The problem
Extract all records. Keep each one exact.

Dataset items
>> BEGIN

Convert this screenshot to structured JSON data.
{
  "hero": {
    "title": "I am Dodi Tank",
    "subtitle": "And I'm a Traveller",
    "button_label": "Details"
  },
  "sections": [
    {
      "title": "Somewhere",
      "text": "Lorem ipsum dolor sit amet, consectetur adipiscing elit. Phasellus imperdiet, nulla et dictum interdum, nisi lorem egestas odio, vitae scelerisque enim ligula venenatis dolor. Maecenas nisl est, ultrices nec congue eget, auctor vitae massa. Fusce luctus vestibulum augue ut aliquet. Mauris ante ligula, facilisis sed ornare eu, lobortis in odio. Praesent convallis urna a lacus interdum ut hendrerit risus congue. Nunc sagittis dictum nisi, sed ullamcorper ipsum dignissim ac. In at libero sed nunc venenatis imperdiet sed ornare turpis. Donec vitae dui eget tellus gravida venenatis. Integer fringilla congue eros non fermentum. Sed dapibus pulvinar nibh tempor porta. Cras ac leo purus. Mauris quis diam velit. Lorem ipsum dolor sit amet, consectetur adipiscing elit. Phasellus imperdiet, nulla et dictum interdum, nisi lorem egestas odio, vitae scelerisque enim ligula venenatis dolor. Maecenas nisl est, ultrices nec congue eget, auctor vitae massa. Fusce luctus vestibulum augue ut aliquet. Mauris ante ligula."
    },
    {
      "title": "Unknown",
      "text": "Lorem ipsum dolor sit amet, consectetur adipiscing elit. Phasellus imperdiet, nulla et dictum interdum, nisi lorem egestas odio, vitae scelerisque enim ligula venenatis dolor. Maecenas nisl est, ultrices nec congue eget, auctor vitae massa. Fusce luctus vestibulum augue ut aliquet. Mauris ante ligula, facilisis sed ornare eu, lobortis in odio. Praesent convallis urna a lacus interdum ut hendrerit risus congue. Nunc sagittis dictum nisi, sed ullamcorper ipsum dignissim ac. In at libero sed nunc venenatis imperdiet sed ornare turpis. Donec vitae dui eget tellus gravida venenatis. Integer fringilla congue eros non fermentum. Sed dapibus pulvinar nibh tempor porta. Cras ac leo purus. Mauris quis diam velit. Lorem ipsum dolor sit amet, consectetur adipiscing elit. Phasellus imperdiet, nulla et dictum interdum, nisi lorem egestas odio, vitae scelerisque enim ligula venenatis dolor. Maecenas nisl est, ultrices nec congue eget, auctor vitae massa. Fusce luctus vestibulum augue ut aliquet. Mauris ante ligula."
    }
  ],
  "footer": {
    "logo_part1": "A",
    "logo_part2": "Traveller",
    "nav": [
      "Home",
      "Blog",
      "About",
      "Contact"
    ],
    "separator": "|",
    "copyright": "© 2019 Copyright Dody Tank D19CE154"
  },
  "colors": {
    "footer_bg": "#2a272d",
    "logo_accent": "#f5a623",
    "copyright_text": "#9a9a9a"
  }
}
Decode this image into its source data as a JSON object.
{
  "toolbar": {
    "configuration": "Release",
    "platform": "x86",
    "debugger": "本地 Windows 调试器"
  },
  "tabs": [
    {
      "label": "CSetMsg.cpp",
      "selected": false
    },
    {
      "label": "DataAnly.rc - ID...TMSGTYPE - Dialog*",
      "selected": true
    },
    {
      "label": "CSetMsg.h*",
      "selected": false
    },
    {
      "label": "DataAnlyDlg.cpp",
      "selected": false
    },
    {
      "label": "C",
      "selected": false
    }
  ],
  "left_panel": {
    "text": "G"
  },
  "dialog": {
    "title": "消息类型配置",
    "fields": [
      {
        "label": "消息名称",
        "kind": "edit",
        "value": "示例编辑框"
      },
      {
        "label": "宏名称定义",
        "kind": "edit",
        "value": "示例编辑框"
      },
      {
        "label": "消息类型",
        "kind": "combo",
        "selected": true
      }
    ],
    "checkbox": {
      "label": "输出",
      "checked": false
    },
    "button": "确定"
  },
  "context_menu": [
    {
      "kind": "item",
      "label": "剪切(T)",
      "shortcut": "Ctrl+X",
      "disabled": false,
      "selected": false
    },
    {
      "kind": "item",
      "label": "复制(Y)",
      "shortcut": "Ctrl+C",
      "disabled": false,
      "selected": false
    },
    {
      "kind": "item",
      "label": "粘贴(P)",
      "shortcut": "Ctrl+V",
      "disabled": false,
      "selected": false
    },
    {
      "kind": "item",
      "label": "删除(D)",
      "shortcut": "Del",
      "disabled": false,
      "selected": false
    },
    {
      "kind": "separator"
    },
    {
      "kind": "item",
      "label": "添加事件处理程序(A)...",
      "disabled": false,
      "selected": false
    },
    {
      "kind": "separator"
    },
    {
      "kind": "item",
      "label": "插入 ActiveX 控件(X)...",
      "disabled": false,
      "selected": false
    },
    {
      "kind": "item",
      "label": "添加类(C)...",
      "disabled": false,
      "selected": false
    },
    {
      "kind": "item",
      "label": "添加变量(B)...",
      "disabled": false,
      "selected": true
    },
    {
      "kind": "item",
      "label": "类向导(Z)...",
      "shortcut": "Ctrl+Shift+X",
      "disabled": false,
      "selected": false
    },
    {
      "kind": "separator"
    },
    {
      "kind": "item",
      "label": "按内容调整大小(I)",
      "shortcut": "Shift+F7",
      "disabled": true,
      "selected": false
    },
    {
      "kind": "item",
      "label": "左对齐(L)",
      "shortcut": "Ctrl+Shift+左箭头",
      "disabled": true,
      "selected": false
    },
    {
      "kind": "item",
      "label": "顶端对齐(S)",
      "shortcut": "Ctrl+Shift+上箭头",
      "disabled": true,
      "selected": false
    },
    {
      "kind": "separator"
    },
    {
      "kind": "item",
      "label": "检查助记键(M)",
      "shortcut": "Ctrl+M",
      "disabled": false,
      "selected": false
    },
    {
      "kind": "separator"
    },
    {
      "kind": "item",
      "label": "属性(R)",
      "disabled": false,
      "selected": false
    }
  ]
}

>> END

Solution to this exercise
Convert this screenshot to structured JSON data.
{
  "hero": {
    "title": "I am Dodi Tank",
    "subtitle": "And I'm a Traveller",
    "button_label": "Details"
  },
  "sections": [
    {
      "title": "Somewhere",
      "text": "Lorem ipsum dolor sit amet, consectetur adipiscing elit. Phasellus imperdiet, nulla et dictum interdum, nisi lorem egestas odio, vitae scelerisque enim ligula venenatis dolor. Maecenas nisl est, ultrices nec congue eget, auctor vitae massa. Fusce luctus vestibulum augue ut aliquet. Mauris ante ligula, facilisis sed ornare eu, lobortis in odio. Praesent convallis urna a lacus interdum ut hendrerit risus congue. Nunc sagittis dictum nisi, sed ullamcorper ipsum dignissim ac. In at libero sed nunc venenatis imperdiet sed ornare turpis. Donec vitae dui eget tellus gravida venenatis. Integer fringilla congue eros non fermentum. Sed dapibus pulvinar nibh tempor porta. Cras ac leo purus. Mauris quis diam velit. Lorem ipsum dolor sit amet, consectetur adipiscing elit. Phasellus imperdiet, nulla et dictum interdum, nisi lorem egestas odio, vitae scelerisque enim ligula venenatis dolor. Maecenas nisl est, ultrices nec congue eget, auctor vitae massa. Fusce luctus vestibulum augue ut aliquet. Mauris ante ligula."
    },
    {
      "title": "Unknown",
      "text": "Lorem ipsum dolor sit amet, consectetur adipiscing elit. Phasellus imperdiet, nulla et dictum interdum, nisi lorem egestas odio, vitae scelerisque enim ligula venenatis dolor. Maecenas nisl est, ultrices nec congue eget, auctor vitae massa. Fusce luctus vestibulum augue ut aliquet. Mauris ante ligula, facilisis sed ornare eu, lobortis in odio. Praesent convallis urna a lacus interdum ut hendrerit risus congue. Nunc sagittis dictum nisi, sed ullamcorper ipsum dignissim ac. In at libero sed nunc venenatis imperdiet sed ornare turpis. Donec vitae dui eget tellus gravida venenatis. Integer fringilla congue eros non fermentum. Sed dapibus pulvinar nibh tempor porta. Cras ac leo purus. Mauris quis diam velit. Lorem ipsum dolor sit amet, consectetur adipiscing elit. Phasellus imperdiet, nulla et dictum interdum, nisi lorem egestas odio, vitae scelerisque enim ligula venenatis dolor. Maecenas nisl est, ultrices nec congue eget, auctor vitae massa. Fusce luctus vestibulum augue ut aliquet. Mauris ante ligula."
    }
  ],
  "footer": {
    "logo_part1": "A",
    "logo_part2": "Traveller",
    "nav": [
      "Home",
      "Blog",
      "About",
      "Contact"
    ],
    "separator": "|",
    "copyright": "© 2019 Copyright Dody Tank D19CE154"
  },
  "colors": {
    "footer_bg": "#2a272d",
    "logo_accent": "#f5a623",
    "copyright_text": "#9a9a9a"
  }
}
Decode this image into its source data as a JSON object.
{
  "toolbar": {
    "configuration": "Release",
    "platform": "x86",
    "debugger": "本地 Windows 调试器"
  },
  "tabs": [
    {
      "label": "CSetMsg.cpp",
      "selected": false
    },
    {
      "label": "DataAnly.rc - ID...TMSGTYPE - Dialog*",
      "selected": true
    },
    {
      "label": "CSetMsg.h*",
      "selected": false
    },
    {
      "label": "DataAnlyDlg.cpp",
      "selected": false
    },
    {
      "label": "C",
      "selected": false
    }
  ],
  "left_panel": {
    "text": "G"
  },
  "dialog": {
    "title": "消息类型配置",
    "fields": [
      {
        "label": "消息名称",
        "kind": "edit",
        "value": "示例编辑框"
      },
      {
        "label": "宏名称定义",
        "kind": "edit",
        "value": "示例编辑框"
      },
      {
        "label": "消息类型",
        "kind": "combo",
        "selected": true
      }
    ],
    "checkbox": {
      "label": "输出",
      "checked": false
    },
    "button": "确定"
  },
  "context_menu": [
    {
      "kind": "item",
      "label": "剪切(T)",
      "shortcut": "Ctrl+X",
      "disabled": false,
      "selected": false
    },
    {
      "kind": "item",
      "label": "复制(Y)",
      "shortcut": "Ctrl+C",
      "disabled": false,
      "selected": false
    },
    {
      "kind": "item",
      "label": "粘贴(P)",
      "shortcut": "Ctrl+V",
      "disabled": false,
      "selected": false
    },
    {
      "kind": "item",
      "label": "删除(D)",
      "shortcut": "Del",
      "disabled": false,
      "selected": false
    },
    {
      "kind": "separator"
    },
    {
      "kind": "item",
      "label": "添加事件处理程序(A)...",
      "disabled": false,
      "selected": false
    },
    {
      "kind": "separator"
    },
    {
      "kind": "item",
      "label": "插入 ActiveX 控件(X)...",
      "disabled": false,
      "selected": false
    },
    {
      "kind": "item",
      "label": "添加类(C)...",
      "disabled": false,
      "selected": false
    },
    {
      "kind": "item",
      "label": "添加变量(B)...",
      "disabled": false,
      "selected": true
    },
    {
      "kind": "item",
      "label": "类向导(Z)...",
      "shortcut": "Ctrl+Shift+X",
      "disabled": false,
      "selected": false
    },
    {
      "kind": "separator"
    },
    {
      "kind": "item",
      "label": "按内容调整大小(I)",
      "shortcut": "Shift+F7",
      "disabled": true,
      "selected": false
    },
    {
      "kind": "item",
      "label": "左对齐(L)",
      "shortcut": "Ctrl+Shift+左箭头",
      "disabled": true,
      "selected": false
    },
    {
      "kind": "item",
      "label": "顶端对齐(S)",
      "shortcut": "Ctrl+Shift+上箭头",
      "disabled": true,
      "selected": false
    },
    {
      "kind": "separator"
    },
    {
      "kind": "item",
      "label": "检查助记键(M)",
      "shortcut": "Ctrl+M",
      "disabled": false,
      "selected": false
    },
    {
      "kind": "separator"
    },
    {
      "kind": "item",
      "label": "属性(R)",
      "disabled": false,
      "selected": false
    }
  ]
}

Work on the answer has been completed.